-- start of The input --

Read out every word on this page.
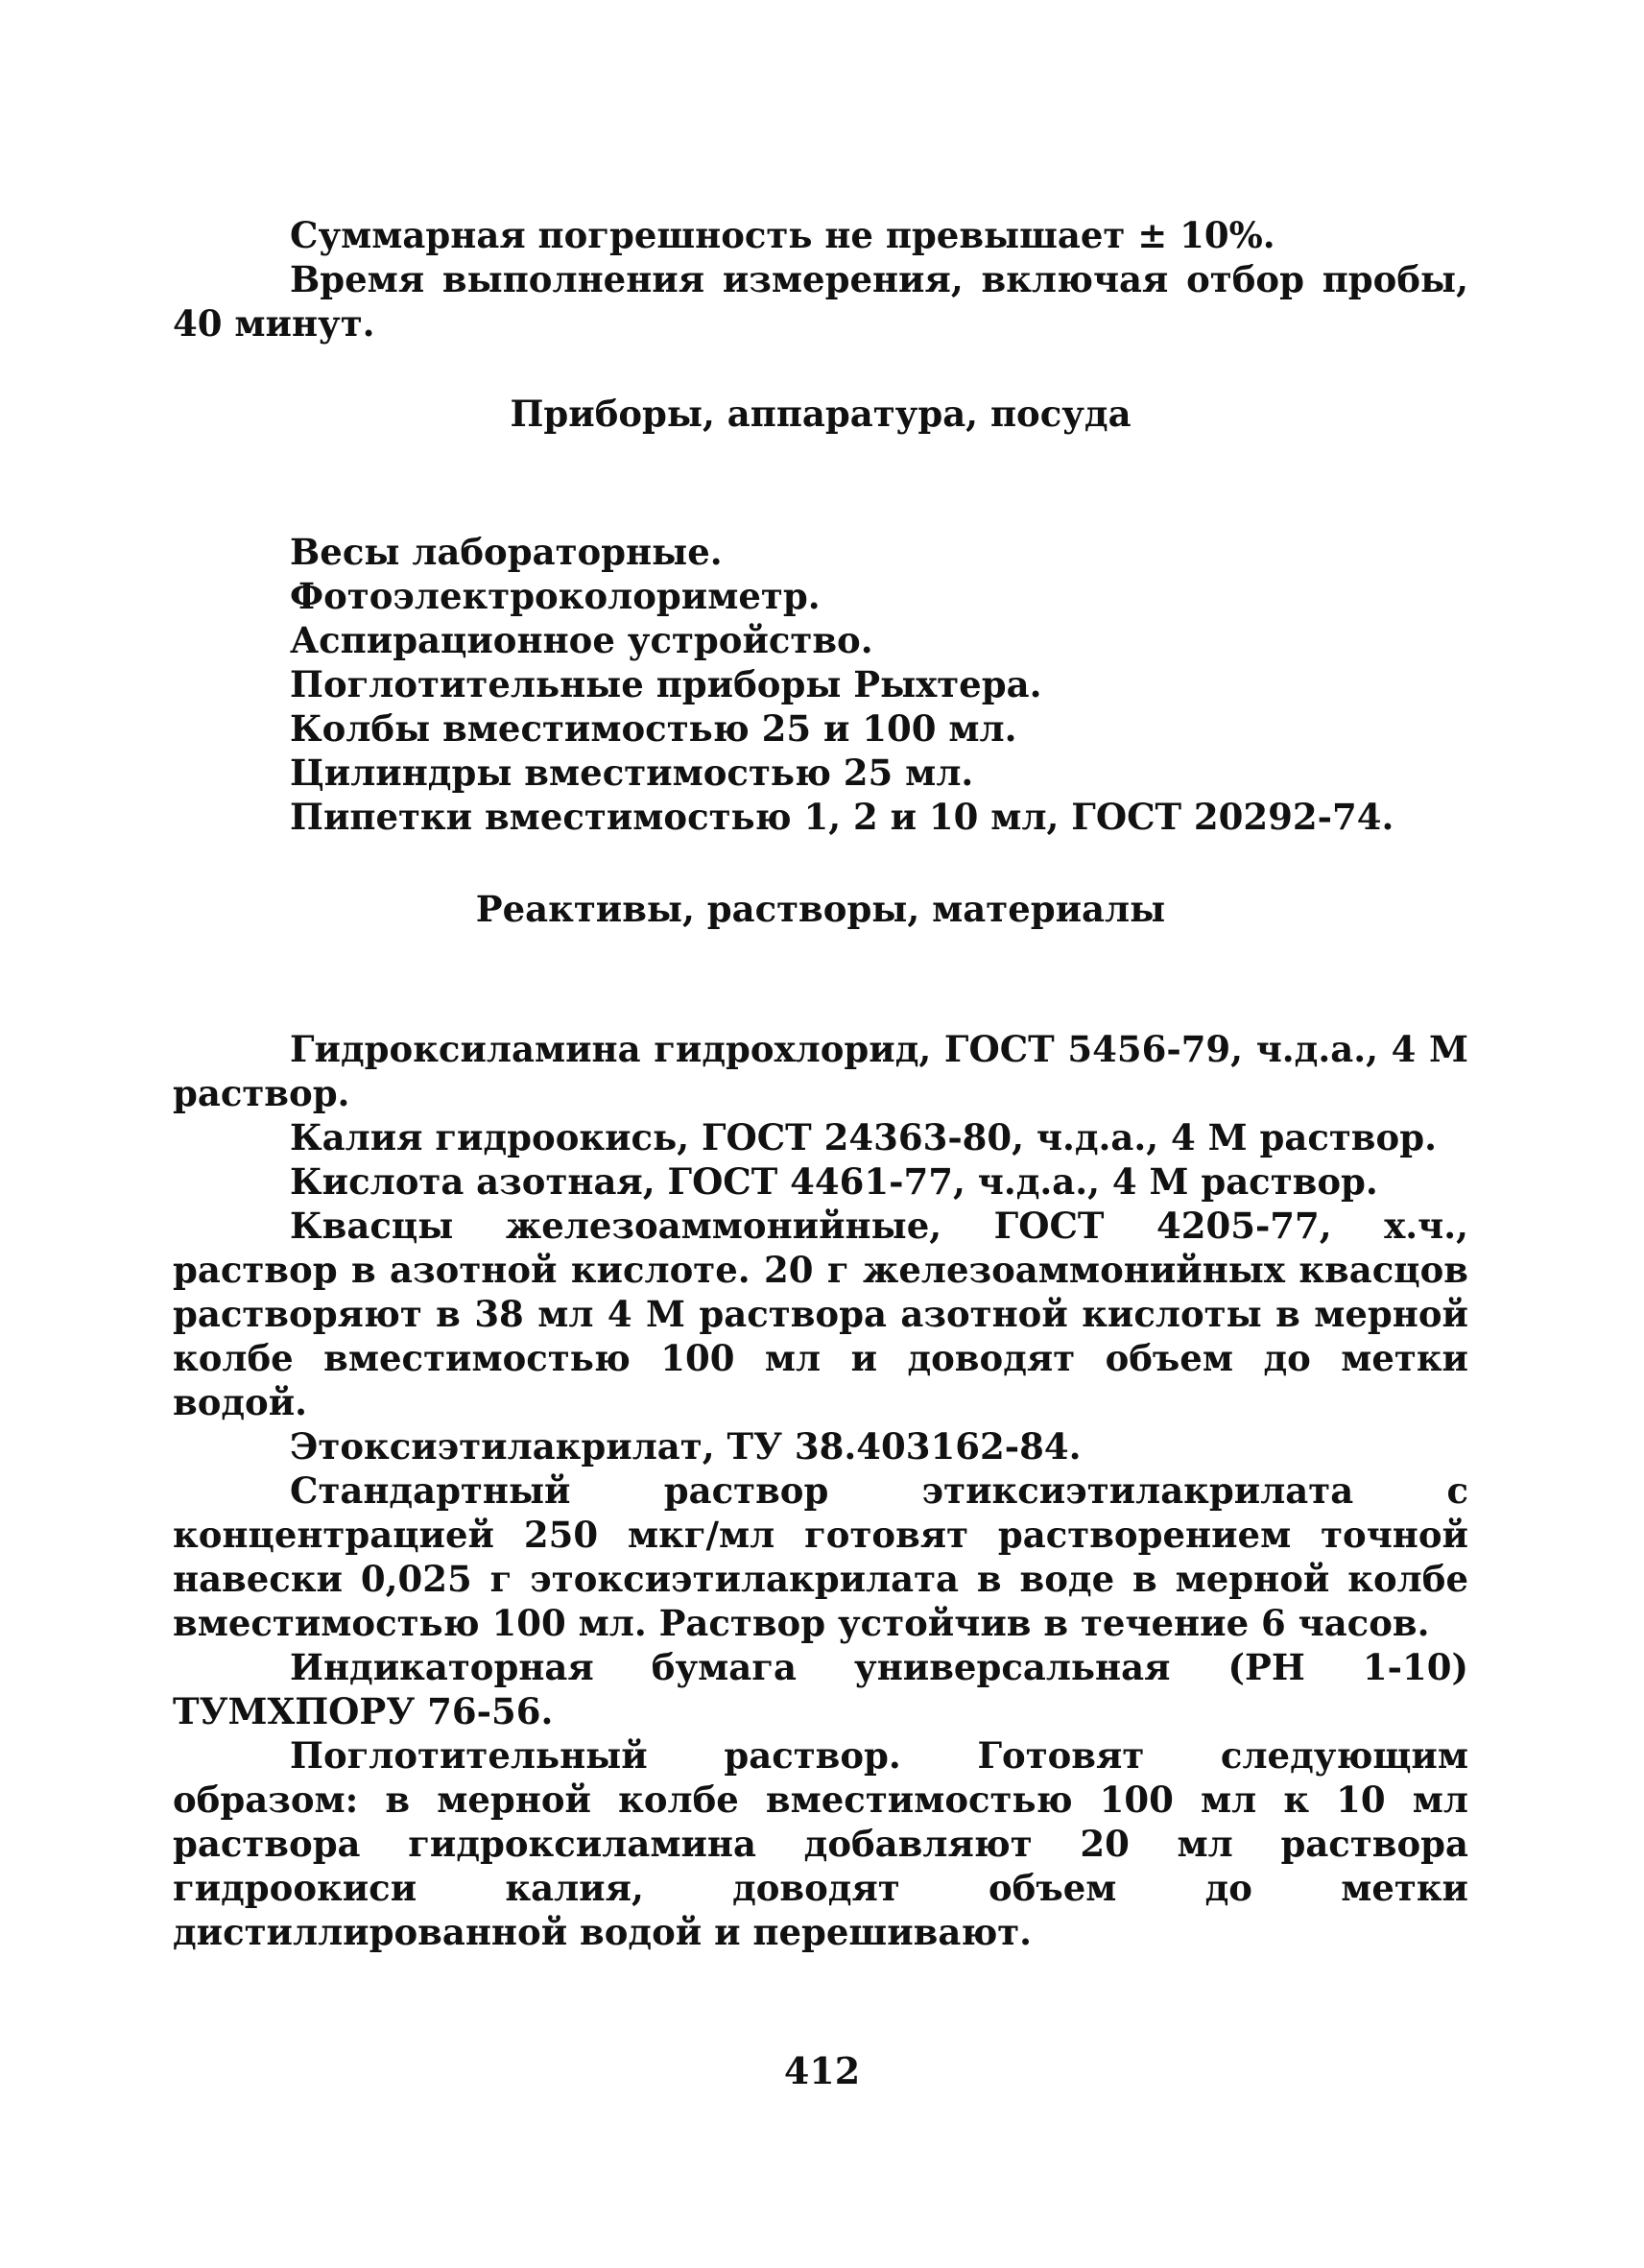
Суммарная погрешность не превышает ± 10%.

Время выполнения измерения, включая отбор пробы, 40 минут.

Приборы, аппаратура, посуда

Весы лабораторные.

Фотоэлектроколориметр.

Аспирационное устройство.

Поглотительные приборы Рыхтера.

Колбы вместимостью 25 и 100 мл.

Цилиндры вместимостью 25 мл.

Пипетки вместимостью 1, 2 и 10 мл, ГОСТ 20292-74.

Реактивы, растворы, материалы

Гидроксиламина гидрохлорид, ГОСТ 5456-79, ч.д.а., 4 М раствор.

Калия гидроокись, ГОСТ 24363-80, ч.д.а., 4 М раствор.

Кислота азотная, ГОСТ 4461-77, ч.д.а., 4 М раствор.

Квасцы железоаммонийные, ГОСТ 4205-77, х.ч., раствор в азотной кислоте. 20 г железоаммонийных квасцов растворяют в 38 мл 4 М раствора азотной кислоты в мерной колбе вместимостью 100 мл и доводят объем до метки водой.

Этоксиэтилакрилат, ТУ 38.403162-84.

Стандартный раствор этиксиэтилакрилата с концентрацией 250 мкг/мл готовят растворением точной навески 0,025 г этоксиэтилакрилата в воде в мерной колбе вместимостью 100 мл. Раствор устойчив в течение 6 часов.

Индикаторная бумага универсальная (РН 1-10) ТУМХПОРУ 76-56.

Поглотительный раствор. Готовят следующим образом: в мерной колбе вместимостью 100 мл к 10 мл раствора гидроксиламина добавляют 20 мл раствора гидроокиси калия, доводят объем до метки дистиллированной водой и перешивают.

412
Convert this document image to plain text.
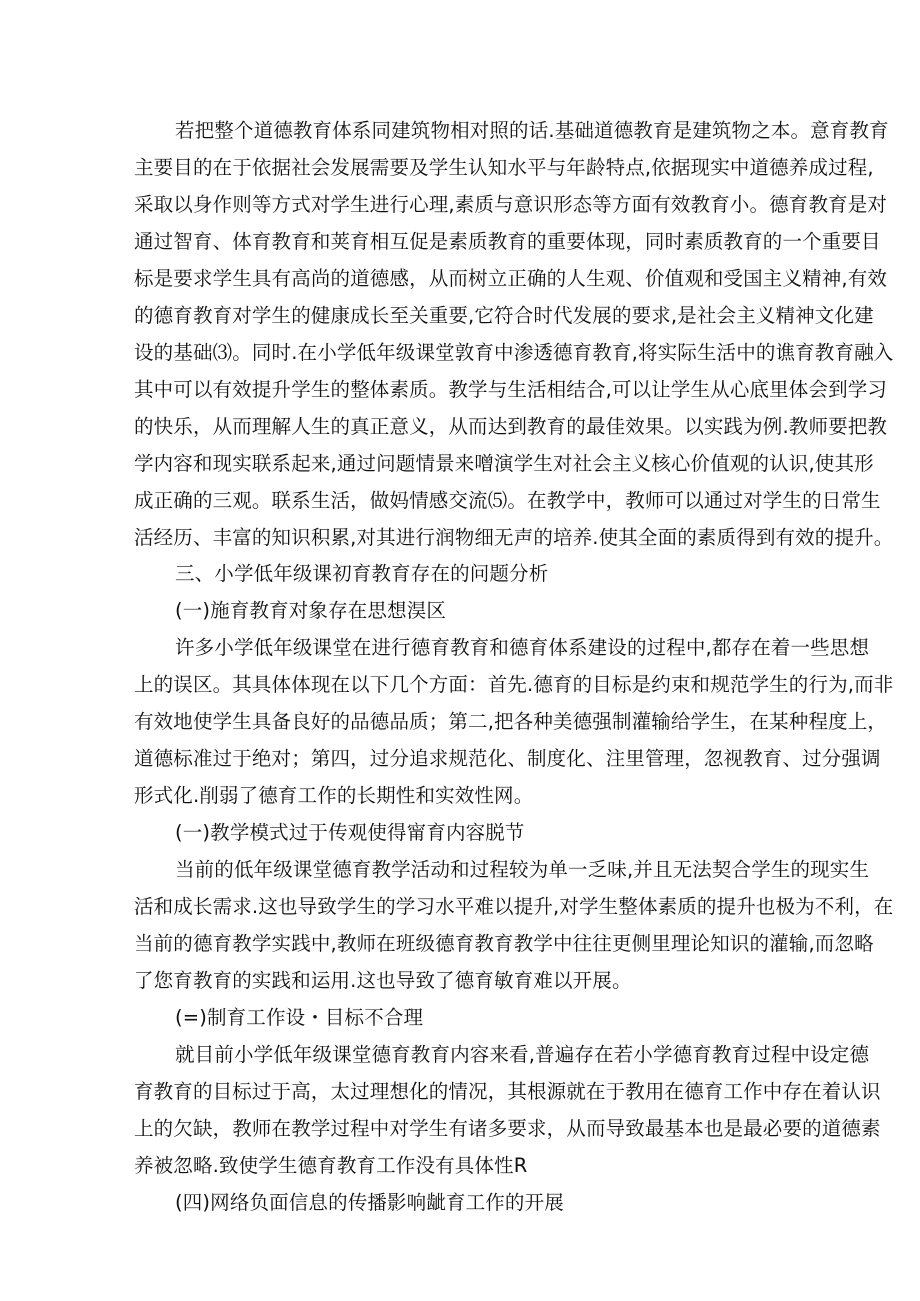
若把整个道德教育体系同建筑物相对照的话.基础道德教育是建筑物之本。意育教育
主要目的在于依据社会发展需要及学生认知水平与年龄特点,依据现实中道德养成过程,
采取以身作则等方式对学生进行心理,素质与意识形态等方面有效教育小。德育教育是对
通过智育、体育教育和荚育相互促是素质教育的重要体现，同时素质教育的一个重要目
标是要求学生具有高尚的道德感，从而树立正确的人生观、价值观和受国主义精神,有效
的德育教育对学生的健康成长至关重要,它符合时代发展的要求,是社会主义精神文化建
设的基础⑶。同时.在小学低年级课堂敦育中渗透德育教育,将实际生活中的谯育教育融入
其中可以有效提升学生的整体素质。教学与生活相结合,可以让学生从心底里体会到学习
的快乐，从而理解人生的真正意义，从而达到教育的最佳效果。以实践为例.教师要把教
学内容和现实联系起来,通过问题情景来噌演学生对社会主义核心价值观的认识,使其形
成正确的三观。联系生活，做妈情感交流⑸。在教学中，教师可以通过对学生的日常生
活经历、丰富的知识积累,对其进行润物细无声的培养.使其全面的素质得到有效的提升。
三、小学低年级课初育教育存在的问题分析
(一)施育教育对象存在思想淏区
许多小学低年级课堂在进行德育教育和德育体系建设的过程中,都存在着一些思想
上的误区。其具体体现在以下几个方面：首先.德育的目标是约束和规范学生的行为,而非
有效地使学生具备良好的品德品质；第二,把各种美德强制灌输给学生，在某种程度上，
道德标准过于绝对；第四，过分追求规范化、制度化、注里管理，忽视教育、过分强调
形式化.削弱了德育工作的长期性和实效性网。
(一)教学模式过于传观使得甯育内容脱节
当前的低年级课堂德育教学活动和过程较为单一乏味,并且无法契合学生的现实生
活和成长需求.这也导致学生的学习水平难以提升,对学生整体素质的提升也极为不利，在
当前的德育教学实践中,教师在班级德育教育教学中往往更侧里理论知识的灌输,而忽略
了您育教育的实践和运用.这也导致了德育敏育难以开展。
(=)制育工作设・目标不合理
就目前小学低年级课堂德育教育内容来看,普遍存在若小学德育教育过程中设定德
育教育的目标过于高，太过理想化的情况，其根源就在于教用在德育工作中存在着认识
上的欠缺，教师在教学过程中对学生有诸多要求，从而导致最基本也是最必要的道德素
养被忽略.致使学生德育教育工作没有具体性R
(四)网络负面信息的传播影响龇育工作的开展
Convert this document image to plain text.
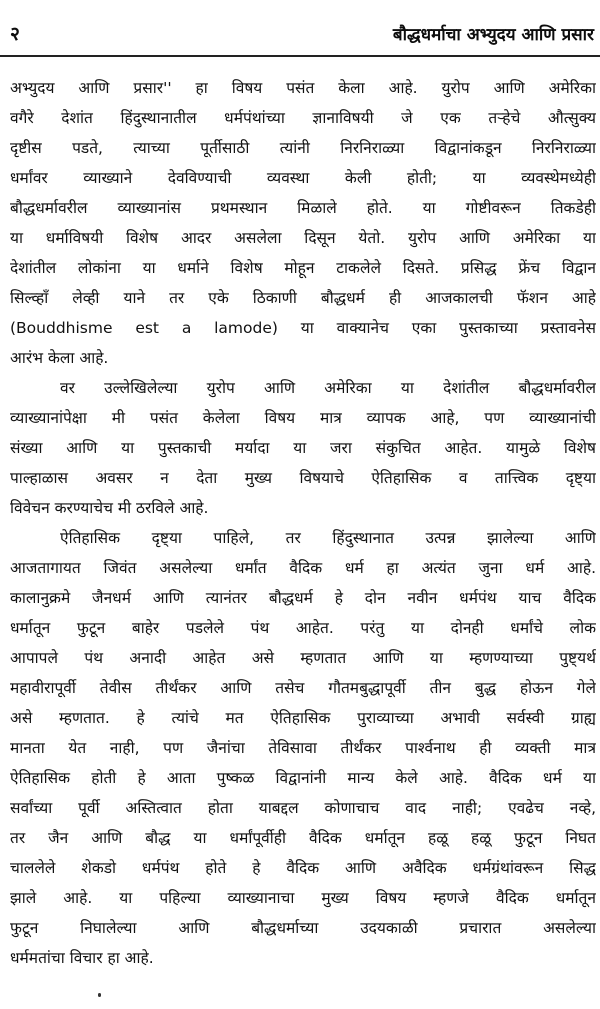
२	बौद्धधर्माचा अभ्युदय आणि प्रसार
अभ्युदय आणि प्रसार'' हा विषय पसंत केला आहे. युरोप आणि अमेरिका
वगैरे देशांत हिंदुस्थानातील धर्मपंथांच्या ज्ञानाविषयी जे एक तऱ्हेचे औत्सुक्य
दृष्टीस पडते, त्याच्या पूर्तीसाठी त्यांनी निरनिराळ्या विद्वानांकडून निरनिराळ्या
धर्मांवर व्याख्याने देवविण्याची व्यवस्था केली होती; या व्यवस्थेमध्येही
बौद्धधर्मावरील व्याख्यानांस प्रथमस्थान मिळाले होते. या गोष्टीवरून तिकडेही
या धर्माविषयी विशेष आदर असलेला दिसून येतो. युरोप आणि अमेरिका या
देशांतील लोकांना या धर्माने विशेष मोहून टाकलेले दिसते. प्रसिद्ध फ्रेंच विद्वान
सिल्व्हाँ लेव्ही याने तर एके ठिकाणी बौद्धधर्म ही आजकालची फॅशन आहे
(Bouddhisme est a lamode) या वाक्यानेच एका पुस्तकाच्या प्रस्तावनेस
आरंभ केला आहे.
वर उल्लेखिलेल्या युरोप आणि अमेरिका या देशांतील बौद्धधर्मावरील
व्याख्यानांपेक्षा मी पसंत केलेला विषय मात्र व्यापक आहे, पण व्याख्यानांची
संख्या आणि या पुस्तकाची मर्यादा या जरा संकुचित आहेत. यामुळे विशेष
पाल्हाळास अवसर न देता मुख्य विषयाचे ऐतिहासिक व तात्त्विक दृष्ट्या
विवेचन करण्याचेच मी ठरविले आहे.
ऐतिहासिक दृष्ट्या पाहिले, तर हिंदुस्थानात उत्पन्न झालेल्या आणि
आजतागायत जिवंत असलेल्या धर्मांत वैदिक धर्म हा अत्यंत जुना धर्म आहे.
कालानुक्रमे जैनधर्म आणि त्यानंतर बौद्धधर्म हे दोन नवीन धर्मपंथ याच वैदिक
धर्मातून फुटून बाहेर पडलेले पंथ आहेत. परंतु या दोनही धर्मांचे लोक
आपापले पंथ अनादी आहेत असे म्हणतात आणि या म्हणण्याच्या पुष्ट्यर्थ
महावीरापूर्वी तेवीस तीर्थंकर आणि तसेच गौतमबुद्धापूर्वी तीन बुद्ध होऊन गेले
असे म्हणतात. हे त्यांचे मत ऐतिहासिक पुराव्याच्या अभावी सर्वस्वी ग्राह्य
मानता येत नाही, पण जैनांचा तेविसावा तीर्थंकर पार्श्वनाथ ही व्यक्ती मात्र
ऐतिहासिक होती हे आता पुष्कळ विद्वानांनी मान्य केले आहे. वैदिक धर्म या
सर्वांच्या पूर्वी अस्तित्वात होता याबद्दल कोणाचाच वाद नाही; एवढेच नव्हे,
तर जैन आणि बौद्ध या धर्मांपूर्वीही वैदिक धर्मातून हळू हळू फुटून निघत
चाललेले शेकडो धर्मपंथ होते हे वैदिक आणि अवैदिक धर्मग्रंथांवरून सिद्ध
झाले आहे. या पहिल्या व्याख्यानाचा मुख्य विषय म्हणजे वैदिक धर्मातून
फुटून निघालेल्या आणि बौद्धधर्माच्या उदयकाळी प्रचारात असलेल्या
धर्ममतांचा विचार हा आहे.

-- end of The input --

- [Task details]: Quote all the lines above exactly as given. Do not include the pictures.

- [Response to the task]:
Read out every word on this page.
Суммарная погрешность не превышает ± 10%.

Время выполнения измерения, включая отбор пробы, 40 минут.

Приборы, аппаратура, посуда

Весы лабораторные.

Фотоэлектроколориметр.

Аспирационное устройство.

Поглотительные приборы Рыхтера.

Колбы вместимостью 25 и 100 мл.

Цилиндры вместимостью 25 мл.

Пипетки вместимостью 1, 2 и 10 мл, ГОСТ 20292-74.

Реактивы, растворы, материалы

Гидроксиламина гидрохлорид, ГОСТ 5456-79, ч.д.а., 4 М раствор.

Калия гидроокись, ГОСТ 24363-80, ч.д.а., 4 М раствор.

Кислота азотная, ГОСТ 4461-77, ч.д.а., 4 М раствор.

Квасцы железоаммонийные, ГОСТ 4205-77, х.ч., раствор в азотной кислоте. 20 г железоаммонийных квасцов растворяют в 38 мл 4 М раствора азотной кислоты в мерной колбе вместимостью 100 мл и доводят объем до метки водой.

Этоксиэтилакрилат, ТУ 38.403162-84.

Стандартный раствор этиксиэтилакрилата с концентрацией 250 мкг/мл готовят растворением точной навески 0,025 г этоксиэтилакрилата в воде в мерной колбе вместимостью 100 мл. Раствор устойчив в течение 6 часов.

Индикаторная бумага универсальная (РН 1-10) ТУМХПОРУ 76-56.

Поглотительный раствор. Готовят следующим образом: в мерной колбе вместимостью 100 мл к 10 мл раствора гидроксиламина добавляют 20 мл раствора гидроокиси калия, доводят объем до метки дистиллированной водой и перешивают.

412
Convert this document image to plain text.
若把整个道德教育体系同建筑物相对照的话.基础道德教育是建筑物之本。意育教育
主要目的在于依据社会发展需要及学生认知水平与年龄特点,依据现实中道德养成过程,
采取以身作则等方式对学生进行心理,素质与意识形态等方面有效教育小。德育教育是对
通过智育、体育教育和荚育相互促是素质教育的重要体现，同时素质教育的一个重要目
标是要求学生具有高尚的道德感，从而树立正确的人生观、价值观和受国主义精神,有效
的德育教育对学生的健康成长至关重要,它符合时代发展的要求,是社会主义精神文化建
设的基础⑶。同时.在小学低年级课堂敦育中渗透德育教育,将实际生活中的谯育教育融入
其中可以有效提升学生的整体素质。教学与生活相结合,可以让学生从心底里体会到学习
的快乐，从而理解人生的真正意义，从而达到教育的最佳效果。以实践为例.教师要把教
学内容和现实联系起来,通过问题情景来噌演学生对社会主义核心价值观的认识,使其形
成正确的三观。联系生活，做妈情感交流⑸。在教学中，教师可以通过对学生的日常生
活经历、丰富的知识积累,对其进行润物细无声的培养.使其全面的素质得到有效的提升。
三、小学低年级课初育教育存在的问题分析
(一)施育教育对象存在思想淏区
许多小学低年级课堂在进行德育教育和德育体系建设的过程中,都存在着一些思想
上的误区。其具体体现在以下几个方面：首先.德育的目标是约束和规范学生的行为,而非
有效地使学生具备良好的品德品质；第二,把各种美德强制灌输给学生，在某种程度上，
道德标准过于绝对；第四，过分追求规范化、制度化、注里管理，忽视教育、过分强调
形式化.削弱了德育工作的长期性和实效性网。
(一)教学模式过于传观使得甯育内容脱节
当前的低年级课堂德育教学活动和过程较为单一乏味,并且无法契合学生的现实生
活和成长需求.这也导致学生的学习水平难以提升,对学生整体素质的提升也极为不利，在
当前的德育教学实践中,教师在班级德育教育教学中往往更侧里理论知识的灌输,而忽略
了您育教育的实践和运用.这也导致了德育敏育难以开展。
(=)制育工作设・目标不合理
就目前小学低年级课堂德育教育内容来看,普遍存在若小学德育教育过程中设定德
育教育的目标过于高，太过理想化的情况，其根源就在于教用在德育工作中存在着认识
上的欠缺，教师在教学过程中对学生有诸多要求，从而导致最基本也是最必要的道德素
养被忽略.致使学生德育教育工作没有具体性R
(四)网络负面信息的传播影响龇育工作的开展
Convert this document image to plain text.
२	बौद्धधर्माचा अभ्युदय आणि प्रसार
अभ्युदय आणि प्रसार'' हा विषय पसंत केला आहे. युरोप आणि अमेरिका
वगैरे देशांत हिंदुस्थानातील धर्मपंथांच्या ज्ञानाविषयी जे एक तऱ्हेचे औत्सुक्य
दृष्टीस पडते, त्याच्या पूर्तीसाठी त्यांनी निरनिराळ्या विद्वानांकडून निरनिराळ्या
धर्मांवर व्याख्याने देवविण्याची व्यवस्था केली होती; या व्यवस्थेमध्येही
बौद्धधर्मावरील व्याख्यानांस प्रथमस्थान मिळाले होते. या गोष्टीवरून तिकडेही
या धर्माविषयी विशेष आदर असलेला दिसून येतो. युरोप आणि अमेरिका या
देशांतील लोकांना या धर्माने विशेष मोहून टाकलेले दिसते. प्रसिद्ध फ्रेंच विद्वान
सिल्व्हाँ लेव्ही याने तर एके ठिकाणी बौद्धधर्म ही आजकालची फॅशन आहे
(Bouddhisme est a lamode) या वाक्यानेच एका पुस्तकाच्या प्रस्तावनेस
आरंभ केला आहे.
वर उल्लेखिलेल्या युरोप आणि अमेरिका या देशांतील बौद्धधर्मावरील
व्याख्यानांपेक्षा मी पसंत केलेला विषय मात्र व्यापक आहे, पण व्याख्यानांची
संख्या आणि या पुस्तकाची मर्यादा या जरा संकुचित आहेत. यामुळे विशेष
पाल्हाळास अवसर न देता मुख्य विषयाचे ऐतिहासिक व तात्त्विक दृष्ट्या
विवेचन करण्याचेच मी ठरविले आहे.
ऐतिहासिक दृष्ट्या पाहिले, तर हिंदुस्थानात उत्पन्न झालेल्या आणि
आजतागायत जिवंत असलेल्या धर्मांत वैदिक धर्म हा अत्यंत जुना धर्म आहे.
कालानुक्रमे जैनधर्म आणि त्यानंतर बौद्धधर्म हे दोन नवीन धर्मपंथ याच वैदिक
धर्मातून फुटून बाहेर पडलेले पंथ आहेत. परंतु या दोनही धर्मांचे लोक
आपापले पंथ अनादी आहेत असे म्हणतात आणि या म्हणण्याच्या पुष्ट्यर्थ
महावीरापूर्वी तेवीस तीर्थंकर आणि तसेच गौतमबुद्धापूर्वी तीन बुद्ध होऊन गेले
असे म्हणतात. हे त्यांचे मत ऐतिहासिक पुराव्याच्या अभावी सर्वस्वी ग्राह्य
मानता येत नाही, पण जैनांचा तेविसावा तीर्थंकर पार्श्वनाथ ही व्यक्ती मात्र
ऐतिहासिक होती हे आता पुष्कळ विद्वानांनी मान्य केले आहे. वैदिक धर्म या
सर्वांच्या पूर्वी अस्तित्वात होता याबद्दल कोणाचाच वाद नाही; एवढेच नव्हे,
तर जैन आणि बौद्ध या धर्मांपूर्वीही वैदिक धर्मातून हळू हळू फुटून निघत
चाललेले शेकडो धर्मपंथ होते हे वैदिक आणि अवैदिक धर्मग्रंथांवरून सिद्ध
झाले आहे. या पहिल्या व्याख्यानाचा मुख्य विषय म्हणजे वैदिक धर्मातून
फुटून निघालेल्या आणि बौद्धधर्माच्या उदयकाळी प्रचारात असलेल्या
धर्ममतांचा विचार हा आहे.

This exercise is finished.